PROBLEM DETAILS: Reproduce the part of the sushi contest article starting at "Kitakyushu has spent" and ending at "speed look effortless.", swapping "the contest" for "the competition".

TEXT BLOCK:
——

An exhibition event also featured international sushi chefs working in Japan, widening the field beyond the domestic contenders. But the main title went to Ryota Akamatsu of Iwate Prefecture, while Nishin Soya of Heishiro’s Nakama branch represented Fukuoka Prefecture and did not advance. For a restaurant category tied to a market estimated at more than 700 billion yen, the contest made plain that conveyor-belt sushi depends on more than volume. It depends on repeatable technique, steady pace and the customer-facing discipline that keeps plates moving and tables turning.

Kitakyushu has spent years promoting itself as a City of Sushi under its Sushi Kingdom branding, and local officials used the event to showcase that pitch again. The Kitakyushu Sushi Kingdom Council says the city’s seafood strengths come from its position near three seas and the Kanmon Strait, along with a distribution system built around freshness and careful handling. The council’s tourism goal is straightforward: more visitors, more spending and more regional economic spillover.

For restaurant workers, the contest offered a rare look at the skill ladder inside a familiar job. The public usually sees conveyor-belt sushi as fast, affordable and standardized. In Kitakyushu, the workers behind those counters were judged on exactly how much craft it takes to make that speed look effortless.

——

EXCERPTED RECORDS:

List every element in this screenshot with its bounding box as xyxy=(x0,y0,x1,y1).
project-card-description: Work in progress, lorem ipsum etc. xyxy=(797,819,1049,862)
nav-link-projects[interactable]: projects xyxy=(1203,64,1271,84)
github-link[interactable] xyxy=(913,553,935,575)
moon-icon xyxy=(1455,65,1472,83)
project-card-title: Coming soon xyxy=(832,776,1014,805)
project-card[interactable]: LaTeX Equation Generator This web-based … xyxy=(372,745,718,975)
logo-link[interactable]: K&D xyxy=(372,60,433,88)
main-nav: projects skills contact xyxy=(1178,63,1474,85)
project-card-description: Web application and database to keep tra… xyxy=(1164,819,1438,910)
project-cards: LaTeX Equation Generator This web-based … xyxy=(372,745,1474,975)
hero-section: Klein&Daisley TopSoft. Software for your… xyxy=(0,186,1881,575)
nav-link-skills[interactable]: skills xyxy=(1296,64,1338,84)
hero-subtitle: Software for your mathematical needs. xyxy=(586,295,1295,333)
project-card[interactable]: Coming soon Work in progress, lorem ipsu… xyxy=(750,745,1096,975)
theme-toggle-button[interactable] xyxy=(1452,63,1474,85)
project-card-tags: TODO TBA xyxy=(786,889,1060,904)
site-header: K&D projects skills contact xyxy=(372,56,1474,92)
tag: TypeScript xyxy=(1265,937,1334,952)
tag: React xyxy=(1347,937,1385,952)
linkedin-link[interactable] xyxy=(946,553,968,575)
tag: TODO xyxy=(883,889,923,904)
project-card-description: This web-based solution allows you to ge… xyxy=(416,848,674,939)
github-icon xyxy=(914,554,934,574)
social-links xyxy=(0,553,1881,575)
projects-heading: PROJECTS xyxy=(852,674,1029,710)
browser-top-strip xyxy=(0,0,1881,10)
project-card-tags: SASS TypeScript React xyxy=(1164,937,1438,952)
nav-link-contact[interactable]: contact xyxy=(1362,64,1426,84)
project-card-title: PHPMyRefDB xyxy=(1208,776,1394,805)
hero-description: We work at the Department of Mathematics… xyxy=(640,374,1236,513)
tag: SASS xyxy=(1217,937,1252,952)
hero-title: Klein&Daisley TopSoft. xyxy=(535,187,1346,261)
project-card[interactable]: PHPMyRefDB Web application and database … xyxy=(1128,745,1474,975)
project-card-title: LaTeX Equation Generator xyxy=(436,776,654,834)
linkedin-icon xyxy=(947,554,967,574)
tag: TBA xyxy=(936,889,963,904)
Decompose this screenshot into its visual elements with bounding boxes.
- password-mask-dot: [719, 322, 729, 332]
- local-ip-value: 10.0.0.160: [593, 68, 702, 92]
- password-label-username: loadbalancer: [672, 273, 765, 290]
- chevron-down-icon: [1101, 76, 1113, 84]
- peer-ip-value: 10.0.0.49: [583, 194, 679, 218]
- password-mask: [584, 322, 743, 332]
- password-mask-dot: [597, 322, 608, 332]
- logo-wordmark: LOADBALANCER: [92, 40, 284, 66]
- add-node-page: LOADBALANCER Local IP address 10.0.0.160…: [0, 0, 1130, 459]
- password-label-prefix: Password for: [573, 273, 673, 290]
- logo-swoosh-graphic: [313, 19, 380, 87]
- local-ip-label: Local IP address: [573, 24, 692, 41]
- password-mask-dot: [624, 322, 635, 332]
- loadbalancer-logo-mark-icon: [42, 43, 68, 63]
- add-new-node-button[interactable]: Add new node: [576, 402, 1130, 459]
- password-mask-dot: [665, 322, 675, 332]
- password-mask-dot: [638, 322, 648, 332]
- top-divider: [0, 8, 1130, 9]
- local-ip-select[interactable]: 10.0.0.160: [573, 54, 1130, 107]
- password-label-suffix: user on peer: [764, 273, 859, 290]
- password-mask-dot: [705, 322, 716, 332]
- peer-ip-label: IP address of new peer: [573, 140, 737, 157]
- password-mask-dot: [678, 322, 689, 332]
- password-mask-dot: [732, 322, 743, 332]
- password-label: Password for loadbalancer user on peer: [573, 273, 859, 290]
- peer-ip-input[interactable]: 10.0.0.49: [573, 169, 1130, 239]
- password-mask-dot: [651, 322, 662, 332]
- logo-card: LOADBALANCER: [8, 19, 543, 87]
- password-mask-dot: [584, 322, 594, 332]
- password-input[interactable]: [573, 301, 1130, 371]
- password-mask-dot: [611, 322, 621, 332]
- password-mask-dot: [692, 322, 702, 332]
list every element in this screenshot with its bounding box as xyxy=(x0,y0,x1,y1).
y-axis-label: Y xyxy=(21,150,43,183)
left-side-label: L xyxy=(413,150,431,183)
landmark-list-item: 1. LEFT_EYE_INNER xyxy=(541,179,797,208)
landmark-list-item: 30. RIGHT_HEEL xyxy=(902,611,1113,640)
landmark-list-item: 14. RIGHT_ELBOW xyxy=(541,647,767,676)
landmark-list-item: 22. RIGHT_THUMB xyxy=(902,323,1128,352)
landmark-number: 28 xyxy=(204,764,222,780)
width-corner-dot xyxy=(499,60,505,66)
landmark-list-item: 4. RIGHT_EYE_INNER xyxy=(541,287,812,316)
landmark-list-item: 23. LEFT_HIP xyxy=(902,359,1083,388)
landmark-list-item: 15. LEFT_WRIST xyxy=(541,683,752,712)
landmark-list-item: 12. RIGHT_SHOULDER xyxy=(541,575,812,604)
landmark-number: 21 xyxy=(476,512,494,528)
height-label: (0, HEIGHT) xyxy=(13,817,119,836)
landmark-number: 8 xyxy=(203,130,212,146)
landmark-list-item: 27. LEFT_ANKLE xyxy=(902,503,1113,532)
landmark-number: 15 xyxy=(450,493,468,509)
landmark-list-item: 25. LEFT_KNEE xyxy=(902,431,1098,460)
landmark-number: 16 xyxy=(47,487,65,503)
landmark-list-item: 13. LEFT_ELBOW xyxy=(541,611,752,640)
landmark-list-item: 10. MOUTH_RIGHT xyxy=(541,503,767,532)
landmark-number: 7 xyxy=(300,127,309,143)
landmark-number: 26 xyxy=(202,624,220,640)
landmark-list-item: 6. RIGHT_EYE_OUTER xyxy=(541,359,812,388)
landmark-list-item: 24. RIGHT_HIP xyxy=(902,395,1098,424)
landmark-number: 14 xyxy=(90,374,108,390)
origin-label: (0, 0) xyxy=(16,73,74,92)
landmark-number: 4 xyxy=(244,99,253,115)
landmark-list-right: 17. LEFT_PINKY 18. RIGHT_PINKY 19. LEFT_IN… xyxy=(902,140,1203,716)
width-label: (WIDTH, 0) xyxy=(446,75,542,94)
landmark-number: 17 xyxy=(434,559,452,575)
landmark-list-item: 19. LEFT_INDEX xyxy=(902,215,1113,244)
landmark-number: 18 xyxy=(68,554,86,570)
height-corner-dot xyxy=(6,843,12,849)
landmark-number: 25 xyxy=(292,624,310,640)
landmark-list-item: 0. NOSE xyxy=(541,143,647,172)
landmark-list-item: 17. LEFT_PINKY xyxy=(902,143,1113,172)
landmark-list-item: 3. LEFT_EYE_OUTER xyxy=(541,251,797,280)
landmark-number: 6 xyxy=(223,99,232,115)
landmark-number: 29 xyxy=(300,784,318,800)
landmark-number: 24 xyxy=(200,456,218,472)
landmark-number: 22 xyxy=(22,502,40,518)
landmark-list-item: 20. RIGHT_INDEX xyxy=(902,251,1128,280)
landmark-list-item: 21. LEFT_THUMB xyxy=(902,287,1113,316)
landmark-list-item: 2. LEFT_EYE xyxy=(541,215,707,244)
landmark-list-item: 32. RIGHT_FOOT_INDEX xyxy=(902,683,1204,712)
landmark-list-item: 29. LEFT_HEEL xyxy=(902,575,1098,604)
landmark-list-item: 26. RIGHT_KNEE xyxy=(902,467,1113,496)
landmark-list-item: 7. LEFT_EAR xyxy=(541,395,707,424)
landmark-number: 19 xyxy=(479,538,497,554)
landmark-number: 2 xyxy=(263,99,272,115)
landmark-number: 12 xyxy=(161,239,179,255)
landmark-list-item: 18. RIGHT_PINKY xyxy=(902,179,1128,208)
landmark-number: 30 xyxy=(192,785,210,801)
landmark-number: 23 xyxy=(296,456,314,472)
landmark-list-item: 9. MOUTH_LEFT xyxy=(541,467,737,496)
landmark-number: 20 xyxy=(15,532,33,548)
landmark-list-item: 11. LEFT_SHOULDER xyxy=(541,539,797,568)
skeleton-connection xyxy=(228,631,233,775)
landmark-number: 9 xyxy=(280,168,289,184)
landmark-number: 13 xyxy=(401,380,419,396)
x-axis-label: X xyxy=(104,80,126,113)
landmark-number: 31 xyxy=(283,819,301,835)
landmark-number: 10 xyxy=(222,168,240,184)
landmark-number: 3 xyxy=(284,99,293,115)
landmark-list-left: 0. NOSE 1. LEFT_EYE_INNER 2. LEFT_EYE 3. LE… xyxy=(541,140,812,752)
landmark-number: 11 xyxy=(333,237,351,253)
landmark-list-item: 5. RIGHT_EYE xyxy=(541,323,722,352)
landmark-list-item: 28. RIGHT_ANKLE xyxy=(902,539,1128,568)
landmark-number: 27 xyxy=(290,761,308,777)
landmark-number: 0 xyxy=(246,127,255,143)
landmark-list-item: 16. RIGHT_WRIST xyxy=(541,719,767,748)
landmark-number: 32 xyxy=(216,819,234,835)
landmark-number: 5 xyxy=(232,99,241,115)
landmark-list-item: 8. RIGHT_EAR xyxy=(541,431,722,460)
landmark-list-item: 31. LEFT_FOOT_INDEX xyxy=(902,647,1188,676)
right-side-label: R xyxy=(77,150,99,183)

——

FINISHED ANSWER:
Kitakyushu has spent years promoting itself as a City of Sushi under its Sushi Kingdom branding, and local officials used the event to showcase that pitch again. The Kitakyushu Sushi Kingdom Council says the city’s seafood strengths come from its position near three seas and the Kanmon Strait, along with a distribution system built around freshness and careful handling. The council’s tourism goal is straightforward: more visitors, more spending and more regional economic spillover.

For restaurant workers, the competition offered a rare look at the skill ladder inside a familiar job. The public usually sees conveyor-belt sushi as fast, affordable and standardized. In Kitakyushu, the workers behind those counters were judged on exactly how much craft it takes to make that speed look effortless.